Exercise: Nothing should be left out: output all of the entries exactly.

Dataset records:

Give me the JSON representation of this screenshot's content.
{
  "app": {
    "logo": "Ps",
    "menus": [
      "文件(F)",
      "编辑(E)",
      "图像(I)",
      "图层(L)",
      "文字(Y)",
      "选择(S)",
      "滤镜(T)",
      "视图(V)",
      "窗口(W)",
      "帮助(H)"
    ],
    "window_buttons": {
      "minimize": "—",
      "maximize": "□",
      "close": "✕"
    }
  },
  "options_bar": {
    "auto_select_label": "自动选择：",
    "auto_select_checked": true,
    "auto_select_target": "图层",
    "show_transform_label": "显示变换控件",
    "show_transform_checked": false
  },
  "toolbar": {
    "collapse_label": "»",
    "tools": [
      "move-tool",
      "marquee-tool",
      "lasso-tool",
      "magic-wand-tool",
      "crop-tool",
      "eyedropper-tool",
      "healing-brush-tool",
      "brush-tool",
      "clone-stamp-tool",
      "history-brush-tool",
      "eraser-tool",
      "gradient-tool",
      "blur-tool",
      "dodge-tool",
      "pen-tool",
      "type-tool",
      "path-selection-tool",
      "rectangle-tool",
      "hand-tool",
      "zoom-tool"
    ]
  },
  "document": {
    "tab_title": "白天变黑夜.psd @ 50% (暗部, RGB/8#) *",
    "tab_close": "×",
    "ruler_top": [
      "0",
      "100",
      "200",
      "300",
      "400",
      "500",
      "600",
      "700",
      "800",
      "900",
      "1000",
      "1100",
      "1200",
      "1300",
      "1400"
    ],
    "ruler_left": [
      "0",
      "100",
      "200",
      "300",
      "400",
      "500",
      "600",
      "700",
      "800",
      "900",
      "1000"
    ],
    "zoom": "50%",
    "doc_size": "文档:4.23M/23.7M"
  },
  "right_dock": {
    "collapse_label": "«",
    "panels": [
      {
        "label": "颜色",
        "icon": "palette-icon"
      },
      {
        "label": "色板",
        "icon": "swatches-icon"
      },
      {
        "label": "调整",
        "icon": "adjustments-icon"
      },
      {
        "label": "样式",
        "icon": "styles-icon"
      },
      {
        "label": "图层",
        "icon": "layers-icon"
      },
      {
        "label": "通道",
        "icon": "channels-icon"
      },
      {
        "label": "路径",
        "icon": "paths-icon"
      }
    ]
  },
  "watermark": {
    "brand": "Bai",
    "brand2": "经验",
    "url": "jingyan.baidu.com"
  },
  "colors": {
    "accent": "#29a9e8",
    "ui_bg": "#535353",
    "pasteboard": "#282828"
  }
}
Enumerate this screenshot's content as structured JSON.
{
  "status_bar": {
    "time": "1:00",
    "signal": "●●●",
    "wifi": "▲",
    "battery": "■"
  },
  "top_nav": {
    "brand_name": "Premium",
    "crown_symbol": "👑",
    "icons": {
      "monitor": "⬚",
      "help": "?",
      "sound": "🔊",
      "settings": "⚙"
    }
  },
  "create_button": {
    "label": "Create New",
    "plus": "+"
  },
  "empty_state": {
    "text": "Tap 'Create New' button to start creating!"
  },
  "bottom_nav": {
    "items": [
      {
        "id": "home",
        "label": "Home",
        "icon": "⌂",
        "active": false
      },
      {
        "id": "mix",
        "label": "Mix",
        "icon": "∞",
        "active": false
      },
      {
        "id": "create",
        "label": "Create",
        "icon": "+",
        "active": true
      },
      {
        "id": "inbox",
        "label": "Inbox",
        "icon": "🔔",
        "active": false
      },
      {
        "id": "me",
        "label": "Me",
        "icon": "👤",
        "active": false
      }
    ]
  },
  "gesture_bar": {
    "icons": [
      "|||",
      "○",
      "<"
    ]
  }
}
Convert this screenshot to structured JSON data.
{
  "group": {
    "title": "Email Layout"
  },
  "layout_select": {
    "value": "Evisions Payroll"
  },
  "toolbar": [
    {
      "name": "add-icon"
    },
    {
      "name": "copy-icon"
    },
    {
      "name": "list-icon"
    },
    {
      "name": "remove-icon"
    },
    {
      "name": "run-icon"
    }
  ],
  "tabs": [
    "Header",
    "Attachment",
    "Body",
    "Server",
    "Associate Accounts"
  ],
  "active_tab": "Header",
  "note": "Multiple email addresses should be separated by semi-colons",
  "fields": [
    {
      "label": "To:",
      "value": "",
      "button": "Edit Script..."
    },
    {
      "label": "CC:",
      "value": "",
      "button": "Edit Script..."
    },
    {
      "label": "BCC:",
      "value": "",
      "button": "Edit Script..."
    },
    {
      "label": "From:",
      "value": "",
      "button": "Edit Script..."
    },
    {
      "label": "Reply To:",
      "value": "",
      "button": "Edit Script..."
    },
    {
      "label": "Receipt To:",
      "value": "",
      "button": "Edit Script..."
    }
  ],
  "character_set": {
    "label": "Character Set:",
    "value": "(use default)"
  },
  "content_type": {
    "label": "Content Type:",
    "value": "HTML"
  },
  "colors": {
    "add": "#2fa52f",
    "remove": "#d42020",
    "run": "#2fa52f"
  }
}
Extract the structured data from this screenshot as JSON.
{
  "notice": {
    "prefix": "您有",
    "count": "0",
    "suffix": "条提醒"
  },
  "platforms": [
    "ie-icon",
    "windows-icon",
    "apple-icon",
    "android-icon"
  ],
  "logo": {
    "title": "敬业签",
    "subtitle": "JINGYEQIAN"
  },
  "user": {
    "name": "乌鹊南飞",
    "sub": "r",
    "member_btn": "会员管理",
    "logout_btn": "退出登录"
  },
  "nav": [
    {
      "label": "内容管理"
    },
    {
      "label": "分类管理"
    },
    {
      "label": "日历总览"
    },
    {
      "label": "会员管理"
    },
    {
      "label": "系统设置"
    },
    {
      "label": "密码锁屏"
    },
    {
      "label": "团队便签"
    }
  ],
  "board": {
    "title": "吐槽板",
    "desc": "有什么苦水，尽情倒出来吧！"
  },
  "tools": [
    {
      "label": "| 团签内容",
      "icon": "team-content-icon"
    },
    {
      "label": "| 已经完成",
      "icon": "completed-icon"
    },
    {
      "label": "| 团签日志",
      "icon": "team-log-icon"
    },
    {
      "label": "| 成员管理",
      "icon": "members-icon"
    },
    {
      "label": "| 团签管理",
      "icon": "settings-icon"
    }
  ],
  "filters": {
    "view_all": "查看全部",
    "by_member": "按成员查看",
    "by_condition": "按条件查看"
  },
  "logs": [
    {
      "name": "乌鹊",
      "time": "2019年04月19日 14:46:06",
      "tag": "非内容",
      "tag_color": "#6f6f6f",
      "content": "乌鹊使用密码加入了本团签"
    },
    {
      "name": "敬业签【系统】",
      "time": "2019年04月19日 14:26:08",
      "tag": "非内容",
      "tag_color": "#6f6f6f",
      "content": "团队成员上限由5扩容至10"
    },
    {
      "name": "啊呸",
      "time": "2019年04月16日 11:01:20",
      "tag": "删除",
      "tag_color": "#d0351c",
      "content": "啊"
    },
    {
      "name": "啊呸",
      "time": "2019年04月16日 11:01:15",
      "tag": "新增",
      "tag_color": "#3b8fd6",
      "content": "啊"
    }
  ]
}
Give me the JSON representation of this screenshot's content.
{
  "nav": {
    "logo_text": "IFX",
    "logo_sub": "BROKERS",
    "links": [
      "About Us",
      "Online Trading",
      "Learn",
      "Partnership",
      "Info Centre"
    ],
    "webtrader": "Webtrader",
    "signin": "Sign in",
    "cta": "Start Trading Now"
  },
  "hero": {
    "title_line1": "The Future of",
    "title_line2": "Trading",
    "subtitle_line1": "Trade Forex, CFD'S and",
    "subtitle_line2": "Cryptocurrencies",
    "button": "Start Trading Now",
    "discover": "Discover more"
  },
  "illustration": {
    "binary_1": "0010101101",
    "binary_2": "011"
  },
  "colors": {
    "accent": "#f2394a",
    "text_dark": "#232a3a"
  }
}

Exercise result:
Give me the JSON representation of this screenshot's content.
{
  "app": {
    "logo": "Ps",
    "menus": [
      "文件(F)",
      "编辑(E)",
      "图像(I)",
      "图层(L)",
      "文字(Y)",
      "选择(S)",
      "滤镜(T)",
      "视图(V)",
      "窗口(W)",
      "帮助(H)"
    ],
    "window_buttons": {
      "minimize": "—",
      "maximize": "□",
      "close": "✕"
    }
  },
  "options_bar": {
    "auto_select_label": "自动选择：",
    "auto_select_checked": true,
    "auto_select_target": "图层",
    "show_transform_label": "显示变换控件",
    "show_transform_checked": false
  },
  "toolbar": {
    "collapse_label": "»",
    "tools": [
      "move-tool",
      "marquee-tool",
      "lasso-tool",
      "magic-wand-tool",
      "crop-tool",
      "eyedropper-tool",
      "healing-brush-tool",
      "brush-tool",
      "clone-stamp-tool",
      "history-brush-tool",
      "eraser-tool",
      "gradient-tool",
      "blur-tool",
      "dodge-tool",
      "pen-tool",
      "type-tool",
      "path-selection-tool",
      "rectangle-tool",
      "hand-tool",
      "zoom-tool"
    ]
  },
  "document": {
    "tab_title": "白天变黑夜.psd @ 50% (暗部, RGB/8#) *",
    "tab_close": "×",
    "ruler_top": [
      "0",
      "100",
      "200",
      "300",
      "400",
      "500",
      "600",
      "700",
      "800",
      "900",
      "1000",
      "1100",
      "1200",
      "1300",
      "1400"
    ],
    "ruler_left": [
      "0",
      "100",
      "200",
      "300",
      "400",
      "500",
      "600",
      "700",
      "800",
      "900",
      "1000"
    ],
    "zoom": "50%",
    "doc_size": "文档:4.23M/23.7M"
  },
  "right_dock": {
    "collapse_label": "«",
    "panels": [
      {
        "label": "颜色",
        "icon": "palette-icon"
      },
      {
        "label": "色板",
        "icon": "swatches-icon"
      },
      {
        "label": "调整",
        "icon": "adjustments-icon"
      },
      {
        "label": "样式",
        "icon": "styles-icon"
      },
      {
        "label": "图层",
        "icon": "layers-icon"
      },
      {
        "label": "通道",
        "icon": "channels-icon"
      },
      {
        "label": "路径",
        "icon": "paths-icon"
      }
    ]
  },
  "watermark": {
    "brand": "Bai",
    "brand2": "经验",
    "url": "jingyan.baidu.com"
  },
  "colors": {
    "accent": "#29a9e8",
    "ui_bg": "#535353",
    "pasteboard": "#282828"
  }
}
Enumerate this screenshot's content as structured JSON.
{
  "status_bar": {
    "time": "1:00",
    "signal": "●●●",
    "wifi": "▲",
    "battery": "■"
  },
  "top_nav": {
    "brand_name": "Premium",
    "crown_symbol": "👑",
    "icons": {
      "monitor": "⬚",
      "help": "?",
      "sound": "🔊",
      "settings": "⚙"
    }
  },
  "create_button": {
    "label": "Create New",
    "plus": "+"
  },
  "empty_state": {
    "text": "Tap 'Create New' button to start creating!"
  },
  "bottom_nav": {
    "items": [
      {
        "id": "home",
        "label": "Home",
        "icon": "⌂",
        "active": false
      },
      {
        "id": "mix",
        "label": "Mix",
        "icon": "∞",
        "active": false
      },
      {
        "id": "create",
        "label": "Create",
        "icon": "+",
        "active": true
      },
      {
        "id": "inbox",
        "label": "Inbox",
        "icon": "🔔",
        "active": false
      },
      {
        "id": "me",
        "label": "Me",
        "icon": "👤",
        "active": false
      }
    ]
  },
  "gesture_bar": {
    "icons": [
      "|||",
      "○",
      "<"
    ]
  }
}
Convert this screenshot to structured JSON data.
{
  "group": {
    "title": "Email Layout"
  },
  "layout_select": {
    "value": "Evisions Payroll"
  },
  "toolbar": [
    {
      "name": "add-icon"
    },
    {
      "name": "copy-icon"
    },
    {
      "name": "list-icon"
    },
    {
      "name": "remove-icon"
    },
    {
      "name": "run-icon"
    }
  ],
  "tabs": [
    "Header",
    "Attachment",
    "Body",
    "Server",
    "Associate Accounts"
  ],
  "active_tab": "Header",
  "note": "Multiple email addresses should be separated by semi-colons",
  "fields": [
    {
      "label": "To:",
      "value": "",
      "button": "Edit Script..."
    },
    {
      "label": "CC:",
      "value": "",
      "button": "Edit Script..."
    },
    {
      "label": "BCC:",
      "value": "",
      "button": "Edit Script..."
    },
    {
      "label": "From:",
      "value": "",
      "button": "Edit Script..."
    },
    {
      "label": "Reply To:",
      "value": "",
      "button": "Edit Script..."
    },
    {
      "label": "Receipt To:",
      "value": "",
      "button": "Edit Script..."
    }
  ],
  "character_set": {
    "label": "Character Set:",
    "value": "(use default)"
  },
  "content_type": {
    "label": "Content Type:",
    "value": "HTML"
  },
  "colors": {
    "add": "#2fa52f",
    "remove": "#d42020",
    "run": "#2fa52f"
  }
}
Extract the structured data from this screenshot as JSON.
{
  "notice": {
    "prefix": "您有",
    "count": "0",
    "suffix": "条提醒"
  },
  "platforms": [
    "ie-icon",
    "windows-icon",
    "apple-icon",
    "android-icon"
  ],
  "logo": {
    "title": "敬业签",
    "subtitle": "JINGYEQIAN"
  },
  "user": {
    "name": "乌鹊南飞",
    "sub": "r",
    "member_btn": "会员管理",
    "logout_btn": "退出登录"
  },
  "nav": [
    {
      "label": "内容管理"
    },
    {
      "label": "分类管理"
    },
    {
      "label": "日历总览"
    },
    {
      "label": "会员管理"
    },
    {
      "label": "系统设置"
    },
    {
      "label": "密码锁屏"
    },
    {
      "label": "团队便签"
    }
  ],
  "board": {
    "title": "吐槽板",
    "desc": "有什么苦水，尽情倒出来吧！"
  },
  "tools": [
    {
      "label": "| 团签内容",
      "icon": "team-content-icon"
    },
    {
      "label": "| 已经完成",
      "icon": "completed-icon"
    },
    {
      "label": "| 团签日志",
      "icon": "team-log-icon"
    },
    {
      "label": "| 成员管理",
      "icon": "members-icon"
    },
    {
      "label": "| 团签管理",
      "icon": "settings-icon"
    }
  ],
  "filters": {
    "view_all": "查看全部",
    "by_member": "按成员查看",
    "by_condition": "按条件查看"
  },
  "logs": [
    {
      "name": "乌鹊",
      "time": "2019年04月19日 14:46:06",
      "tag": "非内容",
      "tag_color": "#6f6f6f",
      "content": "乌鹊使用密码加入了本团签"
    },
    {
      "name": "敬业签【系统】",
      "time": "2019年04月19日 14:26:08",
      "tag": "非内容",
      "tag_color": "#6f6f6f",
      "content": "团队成员上限由5扩容至10"
    },
    {
      "name": "啊呸",
      "time": "2019年04月16日 11:01:20",
      "tag": "删除",
      "tag_color": "#d0351c",
      "content": "啊"
    },
    {
      "name": "啊呸",
      "time": "2019年04月16日 11:01:15",
      "tag": "新增",
      "tag_color": "#3b8fd6",
      "content": "啊"
    }
  ]
}
Give me the JSON representation of this screenshot's content.
{
  "nav": {
    "logo_text": "IFX",
    "logo_sub": "BROKERS",
    "links": [
      "About Us",
      "Online Trading",
      "Learn",
      "Partnership",
      "Info Centre"
    ],
    "webtrader": "Webtrader",
    "signin": "Sign in",
    "cta": "Start Trading Now"
  },
  "hero": {
    "title_line1": "The Future of",
    "title_line2": "Trading",
    "subtitle_line1": "Trade Forex, CFD'S and",
    "subtitle_line2": "Cryptocurrencies",
    "button": "Start Trading Now",
    "discover": "Discover more"
  },
  "illustration": {
    "binary_1": "0010101101",
    "binary_2": "011"
  },
  "colors": {
    "accent": "#f2394a",
    "text_dark": "#232a3a"
  }
}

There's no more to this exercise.